DOCUMENT EXCERPT:
— Start —
What is Punycode?
Punycode is the ASCII-Compatible Encoding that allows Unicode characters in domain names. This guide explains how the Bootstring algorithm works, the xn-- prefix convention, browser display policies, and how attackers abuse Punycode to create deceptive lookalike domains.
7 min read
What it is#
Punycode is a transfer encoding syntax that converts Unicode strings into the ASCII character set permitted by DNS. The Domain Name System restricts labels to a-z, 0-9, and hyphens, so any domain containing characters outside that range needs a representation that fits within those constraints. Punycode provides that representation, and it is the mechanism that makes internationalized domain names (IDNs) function.
A domain label containing non-ASCII characters is converted to Punycode and prefixed with xn--, the ACE prefix (ASCII-Compatible Encoding). The domain münchen.de becomes xn--mnchen-3ya.de in DNS. Browsers and applications perform this conversion transparently, so users see the Unicode form while DNS infrastructure resolves the ASCII form.
— End —
SHORT EXERCISE A: Decide whether each statement agrees with the Punycode guide, answering yes or no and quoting the words of the guide that settle it: (i) DNS labels may contain only a-z, 0-9, and hyphens. (ii) The ACE prefix is xn--. (iii) Users see the ASCII form of a domain while DNS resolves the Unicode form.
SHORT EXERCISE B: Carry on writing the Punycode guide, starting after its last sentence.
The records are separate from the Punycode guide.

LISTED ENTRIES:
— Start —
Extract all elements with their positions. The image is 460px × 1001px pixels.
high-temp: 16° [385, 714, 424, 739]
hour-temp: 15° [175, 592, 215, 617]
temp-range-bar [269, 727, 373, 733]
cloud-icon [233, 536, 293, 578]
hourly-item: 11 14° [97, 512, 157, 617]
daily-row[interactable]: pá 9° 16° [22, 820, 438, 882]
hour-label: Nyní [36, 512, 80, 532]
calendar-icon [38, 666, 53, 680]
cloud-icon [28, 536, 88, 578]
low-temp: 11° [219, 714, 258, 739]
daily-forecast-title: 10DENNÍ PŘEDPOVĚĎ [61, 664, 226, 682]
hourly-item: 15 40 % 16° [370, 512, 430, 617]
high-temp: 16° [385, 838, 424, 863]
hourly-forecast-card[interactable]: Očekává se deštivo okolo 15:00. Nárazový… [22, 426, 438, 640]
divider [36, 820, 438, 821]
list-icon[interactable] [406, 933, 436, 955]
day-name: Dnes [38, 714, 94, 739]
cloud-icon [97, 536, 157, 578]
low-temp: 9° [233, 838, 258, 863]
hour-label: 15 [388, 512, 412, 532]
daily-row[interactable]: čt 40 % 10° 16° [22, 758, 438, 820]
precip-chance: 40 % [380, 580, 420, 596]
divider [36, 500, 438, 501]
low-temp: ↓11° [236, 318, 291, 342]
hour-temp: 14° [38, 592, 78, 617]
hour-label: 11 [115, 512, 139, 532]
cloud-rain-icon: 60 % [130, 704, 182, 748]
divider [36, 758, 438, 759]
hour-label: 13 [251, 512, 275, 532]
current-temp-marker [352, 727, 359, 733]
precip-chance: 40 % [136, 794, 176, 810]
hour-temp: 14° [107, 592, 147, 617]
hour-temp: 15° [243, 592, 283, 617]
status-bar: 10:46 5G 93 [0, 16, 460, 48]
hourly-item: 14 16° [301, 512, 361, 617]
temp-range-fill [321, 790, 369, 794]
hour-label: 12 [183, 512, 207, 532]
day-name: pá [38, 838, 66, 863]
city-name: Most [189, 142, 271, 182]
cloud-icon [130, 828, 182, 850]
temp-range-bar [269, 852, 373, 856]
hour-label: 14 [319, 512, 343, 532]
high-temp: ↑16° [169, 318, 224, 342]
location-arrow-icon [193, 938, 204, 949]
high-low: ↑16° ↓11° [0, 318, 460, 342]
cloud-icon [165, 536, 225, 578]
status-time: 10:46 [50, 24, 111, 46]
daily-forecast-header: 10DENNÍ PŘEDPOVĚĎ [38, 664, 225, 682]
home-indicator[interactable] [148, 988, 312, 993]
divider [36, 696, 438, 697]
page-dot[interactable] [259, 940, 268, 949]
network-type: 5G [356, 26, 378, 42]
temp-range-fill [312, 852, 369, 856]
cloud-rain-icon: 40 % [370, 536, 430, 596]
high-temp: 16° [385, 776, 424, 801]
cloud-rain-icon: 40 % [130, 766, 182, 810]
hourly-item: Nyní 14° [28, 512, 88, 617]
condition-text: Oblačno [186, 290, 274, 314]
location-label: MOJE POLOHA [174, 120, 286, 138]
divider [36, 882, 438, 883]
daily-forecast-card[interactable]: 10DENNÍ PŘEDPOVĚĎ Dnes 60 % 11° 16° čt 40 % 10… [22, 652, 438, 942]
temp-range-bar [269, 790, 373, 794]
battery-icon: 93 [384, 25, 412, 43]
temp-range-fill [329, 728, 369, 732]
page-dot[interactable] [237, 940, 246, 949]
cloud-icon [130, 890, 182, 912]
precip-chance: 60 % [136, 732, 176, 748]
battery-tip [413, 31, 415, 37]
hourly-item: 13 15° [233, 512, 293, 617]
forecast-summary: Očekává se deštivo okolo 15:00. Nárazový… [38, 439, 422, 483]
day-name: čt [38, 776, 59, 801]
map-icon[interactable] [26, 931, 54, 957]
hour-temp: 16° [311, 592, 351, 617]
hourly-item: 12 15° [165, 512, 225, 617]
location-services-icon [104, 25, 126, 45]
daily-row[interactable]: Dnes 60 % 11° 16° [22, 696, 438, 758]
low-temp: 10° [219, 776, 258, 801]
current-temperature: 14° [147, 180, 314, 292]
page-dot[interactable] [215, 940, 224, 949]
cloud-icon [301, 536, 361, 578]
— End —
ANSWER A:
(i) Yes: "The Domain Name System restricts labels to a-z, 0-9, and hyphens"
(ii) Yes: "prefixed with xn--, the ACE prefix (ASCII-Compatible Encoding)"
(iii) No: "users see the Unicode form while DNS infrastructure resolves the ASCII form"

ANSWER B:
Punycode operates within a broader standards stack called IDNA (Internationalizing Domain Names in Applications). IDNA governs how applications convert Unicode labels to their ASCII form and back, with Punycode handling the encoding step itself.
Punycode is not an attack technique. It is legitimate infrastructure. But the gap between what humans read in a decoded domain and what DNS actually resolves creates a surface that attackers exploit through IDN homograph attacks.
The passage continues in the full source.